Pictures do not belong in your copy. Repeat all the other data exactly.

** Begin **

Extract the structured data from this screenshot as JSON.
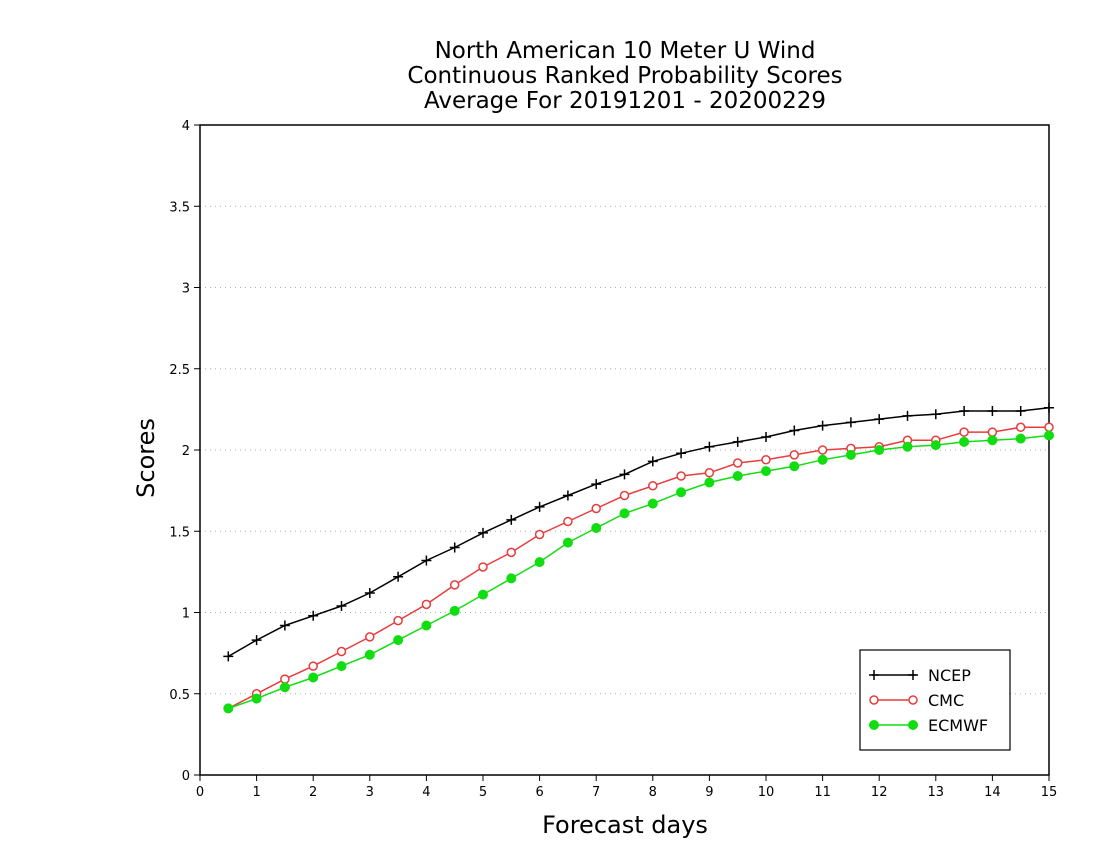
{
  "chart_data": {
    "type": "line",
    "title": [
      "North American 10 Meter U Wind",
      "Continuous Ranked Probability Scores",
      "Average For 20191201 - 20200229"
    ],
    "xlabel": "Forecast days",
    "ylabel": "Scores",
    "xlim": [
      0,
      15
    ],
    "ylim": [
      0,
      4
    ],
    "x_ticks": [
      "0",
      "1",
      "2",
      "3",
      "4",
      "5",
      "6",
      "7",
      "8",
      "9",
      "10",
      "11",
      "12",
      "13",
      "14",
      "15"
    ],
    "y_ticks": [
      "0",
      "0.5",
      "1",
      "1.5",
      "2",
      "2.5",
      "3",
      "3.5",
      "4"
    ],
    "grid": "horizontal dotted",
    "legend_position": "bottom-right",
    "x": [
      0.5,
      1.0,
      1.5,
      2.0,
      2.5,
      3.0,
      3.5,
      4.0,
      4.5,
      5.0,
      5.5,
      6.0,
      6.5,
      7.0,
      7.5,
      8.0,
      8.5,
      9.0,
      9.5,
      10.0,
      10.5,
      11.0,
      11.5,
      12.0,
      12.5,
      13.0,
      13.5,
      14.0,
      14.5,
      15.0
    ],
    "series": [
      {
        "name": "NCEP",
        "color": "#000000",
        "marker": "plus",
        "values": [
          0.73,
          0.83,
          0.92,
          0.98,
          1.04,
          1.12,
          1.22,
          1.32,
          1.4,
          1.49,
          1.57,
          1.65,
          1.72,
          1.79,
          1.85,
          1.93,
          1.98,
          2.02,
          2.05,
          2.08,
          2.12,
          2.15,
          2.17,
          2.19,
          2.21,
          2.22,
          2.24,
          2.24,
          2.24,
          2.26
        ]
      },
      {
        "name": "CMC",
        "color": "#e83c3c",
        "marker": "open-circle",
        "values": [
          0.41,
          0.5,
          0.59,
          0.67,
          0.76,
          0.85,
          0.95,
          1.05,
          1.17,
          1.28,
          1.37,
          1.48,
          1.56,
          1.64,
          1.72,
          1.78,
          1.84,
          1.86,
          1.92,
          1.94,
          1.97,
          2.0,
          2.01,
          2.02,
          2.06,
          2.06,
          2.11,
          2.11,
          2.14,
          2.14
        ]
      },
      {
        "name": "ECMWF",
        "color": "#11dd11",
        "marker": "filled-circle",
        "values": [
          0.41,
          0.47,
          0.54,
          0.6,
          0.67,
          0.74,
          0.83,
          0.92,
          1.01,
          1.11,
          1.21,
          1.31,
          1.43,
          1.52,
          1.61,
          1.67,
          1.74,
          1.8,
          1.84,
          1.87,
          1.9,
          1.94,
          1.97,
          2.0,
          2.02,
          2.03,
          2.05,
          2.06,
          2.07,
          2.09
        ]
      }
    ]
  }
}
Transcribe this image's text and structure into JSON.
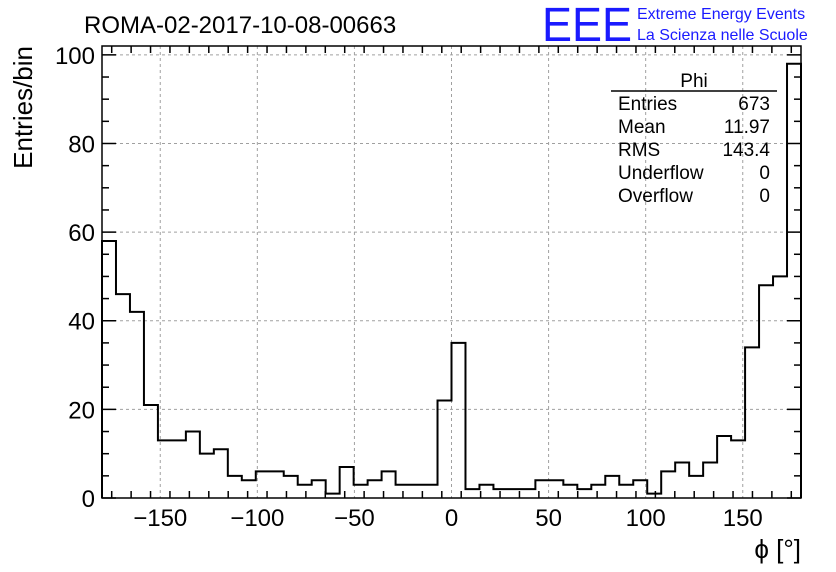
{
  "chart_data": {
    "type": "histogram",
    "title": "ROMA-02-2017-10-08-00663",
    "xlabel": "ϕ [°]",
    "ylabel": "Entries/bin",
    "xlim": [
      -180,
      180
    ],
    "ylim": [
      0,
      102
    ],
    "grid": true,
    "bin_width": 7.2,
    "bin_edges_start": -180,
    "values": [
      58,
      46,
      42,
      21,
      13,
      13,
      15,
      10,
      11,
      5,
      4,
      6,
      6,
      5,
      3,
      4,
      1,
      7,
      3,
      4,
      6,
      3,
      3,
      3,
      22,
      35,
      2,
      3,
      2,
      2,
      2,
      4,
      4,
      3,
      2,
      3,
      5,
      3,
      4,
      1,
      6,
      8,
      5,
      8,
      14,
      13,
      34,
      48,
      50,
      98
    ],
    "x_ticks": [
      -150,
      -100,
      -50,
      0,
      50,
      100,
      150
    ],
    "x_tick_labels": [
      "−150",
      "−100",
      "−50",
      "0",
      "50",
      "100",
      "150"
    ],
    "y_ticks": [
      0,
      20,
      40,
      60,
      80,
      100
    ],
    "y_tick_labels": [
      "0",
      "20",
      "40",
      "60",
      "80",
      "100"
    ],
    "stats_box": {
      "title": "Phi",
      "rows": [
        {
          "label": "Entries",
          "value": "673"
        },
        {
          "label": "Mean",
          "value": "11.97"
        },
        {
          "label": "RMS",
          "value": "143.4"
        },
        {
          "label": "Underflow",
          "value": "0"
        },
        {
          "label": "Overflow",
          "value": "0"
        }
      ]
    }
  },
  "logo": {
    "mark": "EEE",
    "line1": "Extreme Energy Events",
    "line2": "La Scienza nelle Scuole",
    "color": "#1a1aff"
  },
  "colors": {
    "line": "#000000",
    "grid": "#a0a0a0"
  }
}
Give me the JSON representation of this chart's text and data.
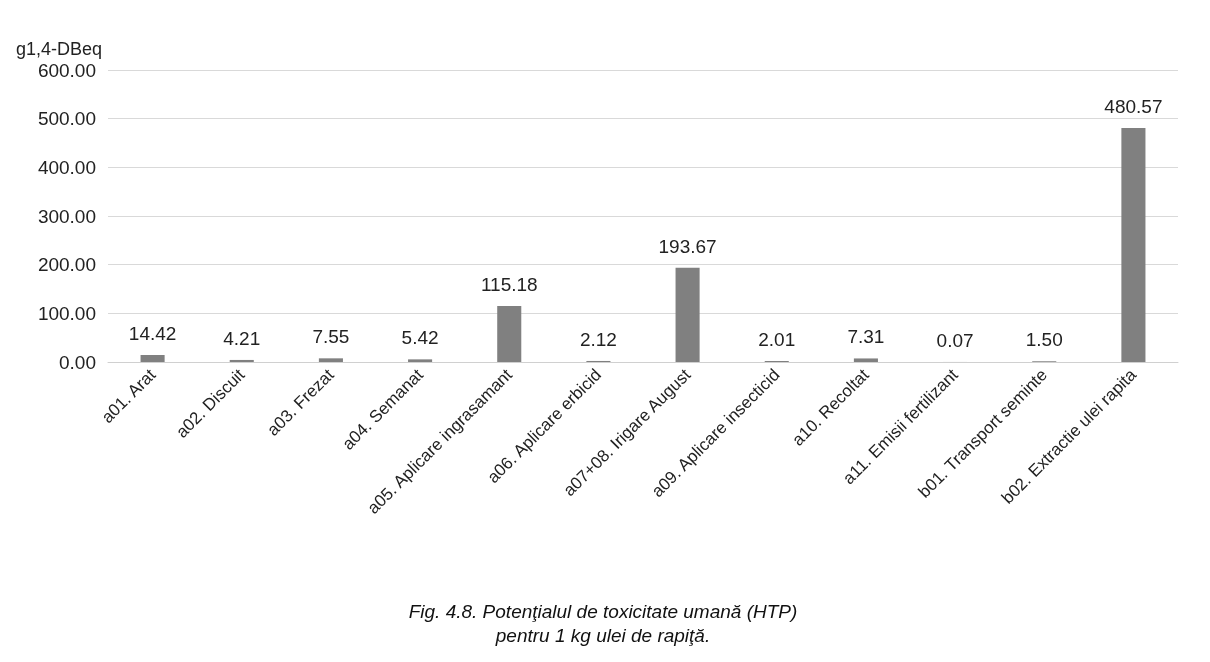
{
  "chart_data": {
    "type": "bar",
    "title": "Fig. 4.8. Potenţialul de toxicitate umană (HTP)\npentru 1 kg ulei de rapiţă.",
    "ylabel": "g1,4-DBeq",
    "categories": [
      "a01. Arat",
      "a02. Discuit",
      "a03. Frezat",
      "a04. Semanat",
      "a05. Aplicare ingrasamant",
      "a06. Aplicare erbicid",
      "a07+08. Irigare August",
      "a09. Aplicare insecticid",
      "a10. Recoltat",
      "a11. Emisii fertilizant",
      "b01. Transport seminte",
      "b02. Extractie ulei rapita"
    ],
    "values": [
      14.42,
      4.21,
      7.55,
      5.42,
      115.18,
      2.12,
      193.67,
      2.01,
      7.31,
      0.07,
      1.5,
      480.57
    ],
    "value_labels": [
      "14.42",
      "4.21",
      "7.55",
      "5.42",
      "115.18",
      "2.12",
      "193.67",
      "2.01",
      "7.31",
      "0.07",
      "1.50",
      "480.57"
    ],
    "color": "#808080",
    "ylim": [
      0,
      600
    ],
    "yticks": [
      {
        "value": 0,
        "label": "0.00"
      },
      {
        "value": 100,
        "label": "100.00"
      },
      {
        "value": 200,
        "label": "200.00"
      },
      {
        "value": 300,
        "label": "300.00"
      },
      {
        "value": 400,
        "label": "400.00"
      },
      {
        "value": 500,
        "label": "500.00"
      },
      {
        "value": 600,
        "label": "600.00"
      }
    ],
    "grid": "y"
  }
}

** End **

Task result ▸
Extract the structured data from this screenshot as JSON.
{
  "chart_data": {
    "type": "line",
    "title": [
      "North American 10 Meter U Wind",
      "Continuous Ranked Probability Scores",
      "Average For 20191201 - 20200229"
    ],
    "xlabel": "Forecast days",
    "ylabel": "Scores",
    "xlim": [
      0,
      15
    ],
    "ylim": [
      0,
      4
    ],
    "x_ticks": [
      "0",
      "1",
      "2",
      "3",
      "4",
      "5",
      "6",
      "7",
      "8",
      "9",
      "10",
      "11",
      "12",
      "13",
      "14",
      "15"
    ],
    "y_ticks": [
      "0",
      "0.5",
      "1",
      "1.5",
      "2",
      "2.5",
      "3",
      "3.5",
      "4"
    ],
    "grid": "horizontal dotted",
    "legend_position": "bottom-right",
    "x": [
      0.5,
      1.0,
      1.5,
      2.0,
      2.5,
      3.0,
      3.5,
      4.0,
      4.5,
      5.0,
      5.5,
      6.0,
      6.5,
      7.0,
      7.5,
      8.0,
      8.5,
      9.0,
      9.5,
      10.0,
      10.5,
      11.0,
      11.5,
      12.0,
      12.5,
      13.0,
      13.5,
      14.0,
      14.5,
      15.0
    ],
    "series": [
      {
        "name": "NCEP",
        "color": "#000000",
        "marker": "plus",
        "values": [
          0.73,
          0.83,
          0.92,
          0.98,
          1.04,
          1.12,
          1.22,
          1.32,
          1.4,
          1.49,
          1.57,
          1.65,
          1.72,
          1.79,
          1.85,
          1.93,
          1.98,
          2.02,
          2.05,
          2.08,
          2.12,
          2.15,
          2.17,
          2.19,
          2.21,
          2.22,
          2.24,
          2.24,
          2.24,
          2.26
        ]
      },
      {
        "name": "CMC",
        "color": "#e83c3c",
        "marker": "open-circle",
        "values": [
          0.41,
          0.5,
          0.59,
          0.67,
          0.76,
          0.85,
          0.95,
          1.05,
          1.17,
          1.28,
          1.37,
          1.48,
          1.56,
          1.64,
          1.72,
          1.78,
          1.84,
          1.86,
          1.92,
          1.94,
          1.97,
          2.0,
          2.01,
          2.02,
          2.06,
          2.06,
          2.11,
          2.11,
          2.14,
          2.14
        ]
      },
      {
        "name": "ECMWF",
        "color": "#11dd11",
        "marker": "filled-circle",
        "values": [
          0.41,
          0.47,
          0.54,
          0.6,
          0.67,
          0.74,
          0.83,
          0.92,
          1.01,
          1.11,
          1.21,
          1.31,
          1.43,
          1.52,
          1.61,
          1.67,
          1.74,
          1.8,
          1.84,
          1.87,
          1.9,
          1.94,
          1.97,
          2.0,
          2.02,
          2.03,
          2.05,
          2.06,
          2.07,
          2.09
        ]
      }
    ]
  }
}
Transcribe this image's text and structure into JSON.
{
  "chart_data": {
    "type": "histogram",
    "title": "ROMA-02-2017-10-08-00663",
    "xlabel": "ϕ [°]",
    "ylabel": "Entries/bin",
    "xlim": [
      -180,
      180
    ],
    "ylim": [
      0,
      102
    ],
    "grid": true,
    "bin_width": 7.2,
    "bin_edges_start": -180,
    "values": [
      58,
      46,
      42,
      21,
      13,
      13,
      15,
      10,
      11,
      5,
      4,
      6,
      6,
      5,
      3,
      4,
      1,
      7,
      3,
      4,
      6,
      3,
      3,
      3,
      22,
      35,
      2,
      3,
      2,
      2,
      2,
      4,
      4,
      3,
      2,
      3,
      5,
      3,
      4,
      1,
      6,
      8,
      5,
      8,
      14,
      13,
      34,
      48,
      50,
      98
    ],
    "x_ticks": [
      -150,
      -100,
      -50,
      0,
      50,
      100,
      150
    ],
    "x_tick_labels": [
      "−150",
      "−100",
      "−50",
      "0",
      "50",
      "100",
      "150"
    ],
    "y_ticks": [
      0,
      20,
      40,
      60,
      80,
      100
    ],
    "y_tick_labels": [
      "0",
      "20",
      "40",
      "60",
      "80",
      "100"
    ],
    "stats_box": {
      "title": "Phi",
      "rows": [
        {
          "label": "Entries",
          "value": "673"
        },
        {
          "label": "Mean",
          "value": "11.97"
        },
        {
          "label": "RMS",
          "value": "143.4"
        },
        {
          "label": "Underflow",
          "value": "0"
        },
        {
          "label": "Overflow",
          "value": "0"
        }
      ]
    }
  },
  "logo": {
    "mark": "EEE",
    "line1": "Extreme Energy Events",
    "line2": "La Scienza nelle Scuole",
    "color": "#1a1aff"
  },
  "colors": {
    "line": "#000000",
    "grid": "#a0a0a0"
  }
}
Give me the JSON representation of this chart's text and data.
{
  "chart_data": {
    "type": "bar",
    "title": "Fig. 4.8. Potenţialul de toxicitate umană (HTP)\npentru 1 kg ulei de rapiţă.",
    "ylabel": "g1,4-DBeq",
    "categories": [
      "a01. Arat",
      "a02. Discuit",
      "a03. Frezat",
      "a04. Semanat",
      "a05. Aplicare ingrasamant",
      "a06. Aplicare erbicid",
      "a07+08. Irigare August",
      "a09. Aplicare insecticid",
      "a10. Recoltat",
      "a11. Emisii fertilizant",
      "b01. Transport seminte",
      "b02. Extractie ulei rapita"
    ],
    "values": [
      14.42,
      4.21,
      7.55,
      5.42,
      115.18,
      2.12,
      193.67,
      2.01,
      7.31,
      0.07,
      1.5,
      480.57
    ],
    "value_labels": [
      "14.42",
      "4.21",
      "7.55",
      "5.42",
      "115.18",
      "2.12",
      "193.67",
      "2.01",
      "7.31",
      "0.07",
      "1.50",
      "480.57"
    ],
    "color": "#808080",
    "ylim": [
      0,
      600
    ],
    "yticks": [
      {
        "value": 0,
        "label": "0.00"
      },
      {
        "value": 100,
        "label": "100.00"
      },
      {
        "value": 200,
        "label": "200.00"
      },
      {
        "value": 300,
        "label": "300.00"
      },
      {
        "value": 400,
        "label": "400.00"
      },
      {
        "value": 500,
        "label": "500.00"
      },
      {
        "value": 600,
        "label": "600.00"
      }
    ],
    "grid": "y"
  }
}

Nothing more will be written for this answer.